Directions for this task
All the entries need to be quoted exactly, apart from the pictures, which you should drop.
**********
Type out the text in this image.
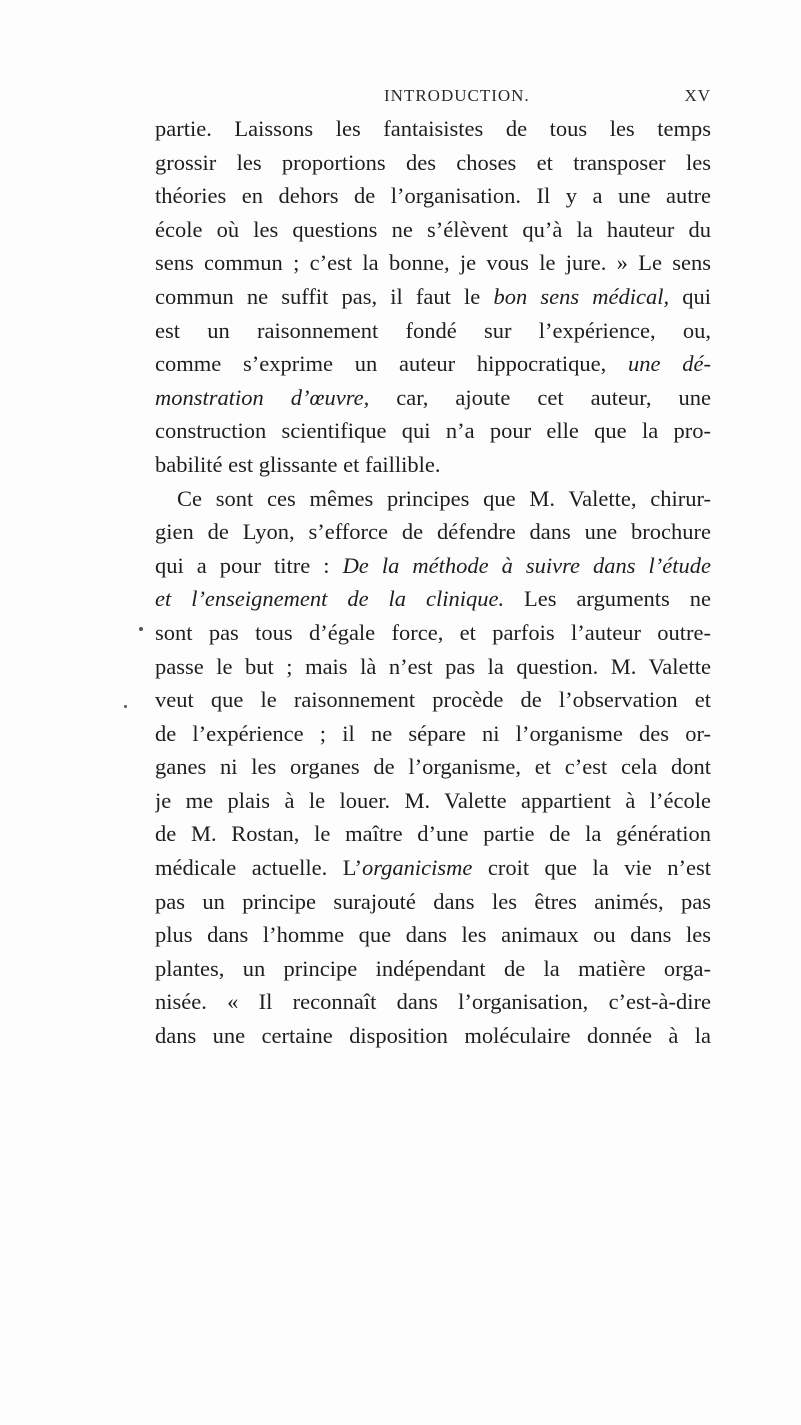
INTRODUCTION.	XV
partie. Laissons les fantaisistes de tous les temps
grossir les proportions des choses et transposer les
théories en dehors de l’organisation. Il y a une autre
école où les questions ne s’élèvent qu’à la hauteur du
sens commun ; c’est la bonne, je vous le jure. » Le sens
commun ne suffit pas, il faut le bon sens médical, qui
est un raisonnement fondé sur l’expérience, ou,
comme s’exprime un auteur hippocratique, une dé-
monstration d’œuvre, car, ajoute cet auteur, une
construction scientifique qui n’a pour elle que la pro-
babilité est glissante et faillible.
Ce sont ces mêmes principes que M. Valette, chirur-
gien de Lyon, s’efforce de défendre dans une brochure
qui a pour titre : De la méthode à suivre dans l’étude
et l’enseignement de la clinique. Les arguments ne
sont pas tous d’égale force, et parfois l’auteur outre-
passe le but ; mais là n’est pas la question. M. Valette
veut que le raisonnement procède de l’observation et
de l’expérience ; il ne sépare ni l’organisme des or-
ganes ni les organes de l’organisme, et c’est cela dont
je me plais à le louer. M. Valette appartient à l’école
de M. Rostan, le maître d’une partie de la génération
médicale actuelle. L’organicisme croit que la vie n’est
pas un principe surajouté dans les êtres animés, pas
plus dans l’homme que dans les animaux ou dans les
plantes, un principe indépendant de la matière orga-
nisée. « Il reconnaît dans l’organisation, c’est-à-dire
dans une certaine disposition moléculaire donnée à la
**********
Complete response
Type out the text in this image.
INTRODUCTION.	XV
partie. Laissons les fantaisistes de tous les temps
grossir les proportions des choses et transposer les
théories en dehors de l’organisation. Il y a une autre
école où les questions ne s’élèvent qu’à la hauteur du
sens commun ; c’est la bonne, je vous le jure. » Le sens
commun ne suffit pas, il faut le bon sens médical, qui
est un raisonnement fondé sur l’expérience, ou,
comme s’exprime un auteur hippocratique, une dé-
monstration d’œuvre, car, ajoute cet auteur, une
construction scientifique qui n’a pour elle que la pro-
babilité est glissante et faillible.
Ce sont ces mêmes principes que M. Valette, chirur-
gien de Lyon, s’efforce de défendre dans une brochure
qui a pour titre : De la méthode à suivre dans l’étude
et l’enseignement de la clinique. Les arguments ne
sont pas tous d’égale force, et parfois l’auteur outre-
passe le but ; mais là n’est pas la question. M. Valette
veut que le raisonnement procède de l’observation et
de l’expérience ; il ne sépare ni l’organisme des or-
ganes ni les organes de l’organisme, et c’est cela dont
je me plais à le louer. M. Valette appartient à l’école
de M. Rostan, le maître d’une partie de la génération
médicale actuelle. L’organicisme croit que la vie n’est
pas un principe surajouté dans les êtres animés, pas
plus dans l’homme que dans les animaux ou dans les
plantes, un principe indépendant de la matière orga-
nisée. « Il reconnaît dans l’organisation, c’est-à-dire
dans une certaine disposition moléculaire donnée à la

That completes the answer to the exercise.